The exercise —
Without the images, write out the whole listing exactly.

===== Source material =====

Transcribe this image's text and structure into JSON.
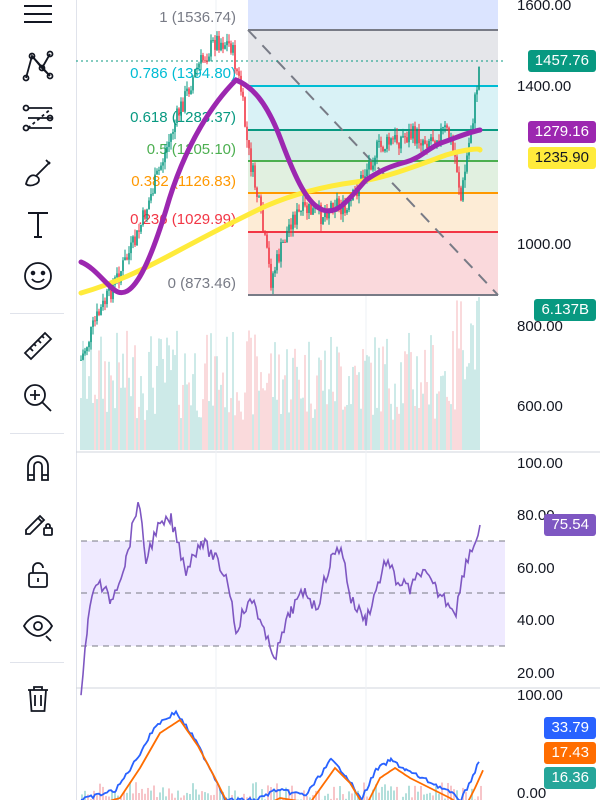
{
  "toolbar": {
    "tools": [
      "menu-icon",
      "pattern-icon",
      "fib-retracement-icon",
      "brush-icon",
      "text-icon",
      "emoji-icon",
      "ruler-icon",
      "zoom-in-icon",
      "magnet-icon",
      "lock-drawing-icon",
      "unlock-icon",
      "eye-icon",
      "trash-icon"
    ]
  },
  "main_pane": {
    "price_axis": [
      "1600.00",
      "1400.00",
      "1000.00",
      "800.00",
      "600.00"
    ],
    "fib_levels": [
      {
        "ratio": "1",
        "price": "(1536.74)",
        "label": "1 (1536.74)",
        "color": "#787b86"
      },
      {
        "ratio": "0.786",
        "price": "(1394.80)",
        "label": "0.786 (1394.80)",
        "color": "#00bcd4"
      },
      {
        "ratio": "0.618",
        "price": "(1283.37)",
        "label": "0.618 (1283.37)",
        "color": "#089981"
      },
      {
        "ratio": "0.5",
        "price": "(1205.10)",
        "label": "0.5 (1205.10)",
        "color": "#4caf50"
      },
      {
        "ratio": "0.382",
        "price": "(1126.83)",
        "label": "0.382 (1126.83)",
        "color": "#ff9800"
      },
      {
        "ratio": "0.236",
        "price": "(1029.99)",
        "label": "0.236 (1029.99)",
        "color": "#f23645"
      },
      {
        "ratio": "0",
        "price": "(873.46)",
        "label": "0 (873.46)",
        "color": "#787b86"
      }
    ],
    "badges": {
      "last_price": "1457.76",
      "ma_fast": "1279.16",
      "ma_slow": "1235.90",
      "volume": "6.137B"
    },
    "colors": {
      "last_price": "#089981",
      "ma_fast": "#9c27b0",
      "ma_slow": "#ffeb3b",
      "volume": "#089981"
    }
  },
  "rsi_pane": {
    "axis": [
      "100.00",
      "80.00",
      "60.00",
      "40.00",
      "20.00"
    ],
    "value": "75.54",
    "color": "#7e57c2"
  },
  "macd_pane": {
    "axis": [
      "100.00",
      "0.00"
    ],
    "values": [
      "33.79",
      "17.43",
      "16.36"
    ],
    "colors": [
      "#2962ff",
      "#ff6d00",
      "#26a69a"
    ]
  }
}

=====

Answer for this exercise —
Transcribe this image's text and structure into JSON.
{
  "toolbar": {
    "tools": [
      "menu-icon",
      "pattern-icon",
      "fib-retracement-icon",
      "brush-icon",
      "text-icon",
      "emoji-icon",
      "ruler-icon",
      "zoom-in-icon",
      "magnet-icon",
      "lock-drawing-icon",
      "unlock-icon",
      "eye-icon",
      "trash-icon"
    ]
  },
  "main_pane": {
    "price_axis": [
      "1600.00",
      "1400.00",
      "1000.00",
      "800.00",
      "600.00"
    ],
    "fib_levels": [
      {
        "ratio": "1",
        "price": "(1536.74)",
        "label": "1 (1536.74)",
        "color": "#787b86"
      },
      {
        "ratio": "0.786",
        "price": "(1394.80)",
        "label": "0.786 (1394.80)",
        "color": "#00bcd4"
      },
      {
        "ratio": "0.618",
        "price": "(1283.37)",
        "label": "0.618 (1283.37)",
        "color": "#089981"
      },
      {
        "ratio": "0.5",
        "price": "(1205.10)",
        "label": "0.5 (1205.10)",
        "color": "#4caf50"
      },
      {
        "ratio": "0.382",
        "price": "(1126.83)",
        "label": "0.382 (1126.83)",
        "color": "#ff9800"
      },
      {
        "ratio": "0.236",
        "price": "(1029.99)",
        "label": "0.236 (1029.99)",
        "color": "#f23645"
      },
      {
        "ratio": "0",
        "price": "(873.46)",
        "label": "0 (873.46)",
        "color": "#787b86"
      }
    ],
    "badges": {
      "last_price": "1457.76",
      "ma_fast": "1279.16",
      "ma_slow": "1235.90",
      "volume": "6.137B"
    },
    "colors": {
      "last_price": "#089981",
      "ma_fast": "#9c27b0",
      "ma_slow": "#ffeb3b",
      "volume": "#089981"
    }
  },
  "rsi_pane": {
    "axis": [
      "100.00",
      "80.00",
      "60.00",
      "40.00",
      "20.00"
    ],
    "value": "75.54",
    "color": "#7e57c2"
  },
  "macd_pane": {
    "axis": [
      "100.00",
      "0.00"
    ],
    "values": [
      "33.79",
      "17.43",
      "16.36"
    ],
    "colors": [
      "#2962ff",
      "#ff6d00",
      "#26a69a"
    ]
  }
}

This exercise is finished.